• Texto proporcionado:
§

Con los ojos de todos (especialmente, los del kirchnerismo) escudriñándolo en sus decisiones respecto a la deuda – que se llevó todo lo relevante en sus primeros meses de gobierno- Alberto consiguió que prácticamente nadie le reclamara sobre otra cosa. El Ministro de Economía fue en realidad el Ministro de la Deuda, especializándose Martín Guzmán en el tratamiento teórico de las reestructuraciones, por lo no cabía preguntarle por minucias como el retorno del crecimiento y otras yerbas asociadas.
Entonces, a Alberto le cayó del cielo (o desde la nariz de un infectado) el coronavirus. Y la pandemia, como en todos lados del mundo, se convirtió en un verdadero ciclotrón que aceleraba las partículas políticas a velocidades de la luz. De este modo, el peligro sanitario se convirtió en la crisis perfecta que demandaba a un Comandante en Jefe de las Fuerzas de la Salud para derrotarlo. Y en ese rol, Alberto Fernández podía fungir del presidente plenipotenciario. Su decisión, única, terrible y mayestática fue el “hágase la cuarentena”. Y la medida, por sobre todas las cosas, fue muy exitosa en la prevención de muertes.

§

• Actividad 1: ¿Cómo se traduce al inglés la oración «Y la medida, por sobre todas las cosas, fue muy exitosa en la prevención de muertes.» del texto sobre Alberto Fernández y la pandemia?
• Actividad 2: Continúa el texto sobre Alberto Fernández y la pandemia a partir de su última oración.
Los registros no hacen falta para trabajar con el texto sobre Alberto Fernández y la pandemia.

Elementos de datos

§

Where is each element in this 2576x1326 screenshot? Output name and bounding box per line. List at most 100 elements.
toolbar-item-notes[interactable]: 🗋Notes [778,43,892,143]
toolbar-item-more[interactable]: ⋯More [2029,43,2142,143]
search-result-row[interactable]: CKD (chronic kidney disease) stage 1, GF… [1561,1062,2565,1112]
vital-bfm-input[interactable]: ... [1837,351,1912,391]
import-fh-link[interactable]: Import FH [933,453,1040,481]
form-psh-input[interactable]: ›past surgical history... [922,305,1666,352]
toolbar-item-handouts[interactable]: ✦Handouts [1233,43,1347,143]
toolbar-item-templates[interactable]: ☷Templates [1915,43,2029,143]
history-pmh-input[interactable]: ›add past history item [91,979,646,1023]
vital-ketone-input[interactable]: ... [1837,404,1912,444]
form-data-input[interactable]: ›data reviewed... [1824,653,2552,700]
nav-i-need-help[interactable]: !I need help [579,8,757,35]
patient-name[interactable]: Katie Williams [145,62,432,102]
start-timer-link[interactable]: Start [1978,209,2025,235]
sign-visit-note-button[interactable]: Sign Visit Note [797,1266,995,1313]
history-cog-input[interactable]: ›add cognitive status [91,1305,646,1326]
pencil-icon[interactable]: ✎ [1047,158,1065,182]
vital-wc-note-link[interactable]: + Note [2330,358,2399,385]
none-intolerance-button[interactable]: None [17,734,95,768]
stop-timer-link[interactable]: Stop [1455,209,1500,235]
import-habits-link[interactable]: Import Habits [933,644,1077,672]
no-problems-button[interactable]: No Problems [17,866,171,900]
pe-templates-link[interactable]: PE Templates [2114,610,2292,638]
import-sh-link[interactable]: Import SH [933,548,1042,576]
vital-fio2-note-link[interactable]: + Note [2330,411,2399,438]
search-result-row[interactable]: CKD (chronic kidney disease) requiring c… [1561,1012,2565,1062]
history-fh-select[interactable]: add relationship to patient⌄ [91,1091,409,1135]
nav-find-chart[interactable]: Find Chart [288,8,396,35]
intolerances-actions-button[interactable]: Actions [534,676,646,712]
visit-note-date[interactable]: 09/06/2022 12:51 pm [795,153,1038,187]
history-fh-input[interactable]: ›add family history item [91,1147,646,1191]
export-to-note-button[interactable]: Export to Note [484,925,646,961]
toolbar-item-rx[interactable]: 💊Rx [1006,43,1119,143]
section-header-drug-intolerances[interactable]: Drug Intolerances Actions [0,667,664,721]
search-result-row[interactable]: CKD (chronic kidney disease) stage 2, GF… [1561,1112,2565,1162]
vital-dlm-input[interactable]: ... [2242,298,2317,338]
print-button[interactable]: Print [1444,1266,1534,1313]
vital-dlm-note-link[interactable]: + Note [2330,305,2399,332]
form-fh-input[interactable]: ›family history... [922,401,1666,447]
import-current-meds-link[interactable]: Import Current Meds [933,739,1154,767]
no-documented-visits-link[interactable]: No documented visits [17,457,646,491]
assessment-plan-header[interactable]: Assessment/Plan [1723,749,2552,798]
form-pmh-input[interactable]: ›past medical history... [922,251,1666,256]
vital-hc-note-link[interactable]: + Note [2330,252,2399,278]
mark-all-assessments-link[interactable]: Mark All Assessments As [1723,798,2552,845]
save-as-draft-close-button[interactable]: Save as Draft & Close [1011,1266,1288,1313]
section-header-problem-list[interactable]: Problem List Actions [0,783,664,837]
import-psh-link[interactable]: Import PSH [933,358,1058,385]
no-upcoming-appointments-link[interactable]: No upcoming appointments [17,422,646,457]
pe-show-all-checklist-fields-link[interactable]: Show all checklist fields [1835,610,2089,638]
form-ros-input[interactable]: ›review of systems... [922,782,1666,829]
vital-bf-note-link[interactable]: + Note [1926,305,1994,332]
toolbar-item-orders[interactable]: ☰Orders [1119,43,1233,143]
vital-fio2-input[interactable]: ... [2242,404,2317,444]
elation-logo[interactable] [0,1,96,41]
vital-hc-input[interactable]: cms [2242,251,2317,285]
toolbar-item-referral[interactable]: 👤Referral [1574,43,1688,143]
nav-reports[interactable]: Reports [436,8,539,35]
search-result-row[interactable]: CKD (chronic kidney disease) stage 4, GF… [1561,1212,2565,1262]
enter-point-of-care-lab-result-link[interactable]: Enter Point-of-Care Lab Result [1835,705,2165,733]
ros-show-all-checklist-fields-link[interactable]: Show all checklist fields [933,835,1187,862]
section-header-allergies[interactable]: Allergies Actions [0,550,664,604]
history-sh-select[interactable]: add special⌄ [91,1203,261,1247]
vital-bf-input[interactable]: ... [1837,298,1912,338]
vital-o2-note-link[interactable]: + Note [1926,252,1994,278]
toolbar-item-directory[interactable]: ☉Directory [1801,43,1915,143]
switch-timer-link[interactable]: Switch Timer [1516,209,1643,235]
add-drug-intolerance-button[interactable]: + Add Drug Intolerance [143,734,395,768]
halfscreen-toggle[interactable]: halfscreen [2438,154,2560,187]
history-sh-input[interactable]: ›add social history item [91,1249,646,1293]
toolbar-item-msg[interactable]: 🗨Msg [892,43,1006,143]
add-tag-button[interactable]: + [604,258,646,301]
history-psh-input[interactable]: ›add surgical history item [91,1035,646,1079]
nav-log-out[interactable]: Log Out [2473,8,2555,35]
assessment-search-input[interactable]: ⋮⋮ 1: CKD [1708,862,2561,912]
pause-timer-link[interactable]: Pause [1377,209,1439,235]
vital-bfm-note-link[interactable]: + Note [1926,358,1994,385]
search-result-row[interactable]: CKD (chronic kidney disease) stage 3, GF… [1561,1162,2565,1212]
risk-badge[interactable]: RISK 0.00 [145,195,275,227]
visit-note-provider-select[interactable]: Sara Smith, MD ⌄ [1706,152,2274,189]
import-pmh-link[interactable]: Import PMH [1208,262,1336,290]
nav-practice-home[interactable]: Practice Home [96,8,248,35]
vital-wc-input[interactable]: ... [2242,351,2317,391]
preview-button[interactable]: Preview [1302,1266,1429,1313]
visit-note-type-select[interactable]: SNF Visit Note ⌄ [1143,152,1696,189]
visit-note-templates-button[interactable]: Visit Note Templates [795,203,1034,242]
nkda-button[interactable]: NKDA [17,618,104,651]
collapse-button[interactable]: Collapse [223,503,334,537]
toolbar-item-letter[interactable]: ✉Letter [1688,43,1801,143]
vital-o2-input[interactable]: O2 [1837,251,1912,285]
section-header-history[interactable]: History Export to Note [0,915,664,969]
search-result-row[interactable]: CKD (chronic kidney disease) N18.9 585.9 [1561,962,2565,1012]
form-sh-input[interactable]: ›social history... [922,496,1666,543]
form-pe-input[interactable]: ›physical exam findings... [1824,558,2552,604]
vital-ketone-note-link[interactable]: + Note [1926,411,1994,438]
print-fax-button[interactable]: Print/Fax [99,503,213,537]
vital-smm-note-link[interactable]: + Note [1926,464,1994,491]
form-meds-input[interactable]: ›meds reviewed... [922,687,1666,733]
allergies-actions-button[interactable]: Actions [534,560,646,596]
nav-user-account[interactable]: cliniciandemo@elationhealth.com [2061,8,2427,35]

§

• Respuesta 1: And the measure, above all else, was very successful in preventing deaths.

• Respuesta 2:
Pero claro, siendo la crisis el ambiente natural desde donde la emergencia parecía legitimarlo todo, el Gobierno avanzó con una serie de decisiones que poco y nada tenían que ver con el COVID -19. Se mantuvo el Congreso cerrado, la Justicia todavía no funciona, La Cámpora inició una fuerte expansión en los Ministerios, se intentaron decretos de necesidad y urgencia injustificados. Y, así mismo, comenzó un ataque hacia el lado más vulnerable de la gestión que lo antecedió: no hay peor cosa para un gobierno republicano que acusarlo de utilizar políticamente a los servicios de inteligencia (cosa que ya había hecho el kirchnerimos, cuando acusaba al en ese entonces Jefe de Gobierno de la Ciudad recordando que “Mauricio es Macri”.
Y así llegamos, en los últimos días, con un claro agotamiento en AMBA de mantener la cuarentena (pese a que el Presidente demanda que vuelva el encierro total, dada la circulación del virus -que afortunadamente no se ha manifestado todavía en una demanda astronómica de camas de terapia-). Y a decisiones polémicas como el aplazamiento de la obra crucial de Potrerillos, como forma de disciplinamiento a la Mendoza opositora, y una nueva medida, la estatización de la empresa Vicentin que prende todas la luces al sector del CAMPO, quien como único productor de dólares ha sido siempre la fruta más deseada por el kirchnerismo (y que más resistencia ha puesto en el negarse a ser engullida).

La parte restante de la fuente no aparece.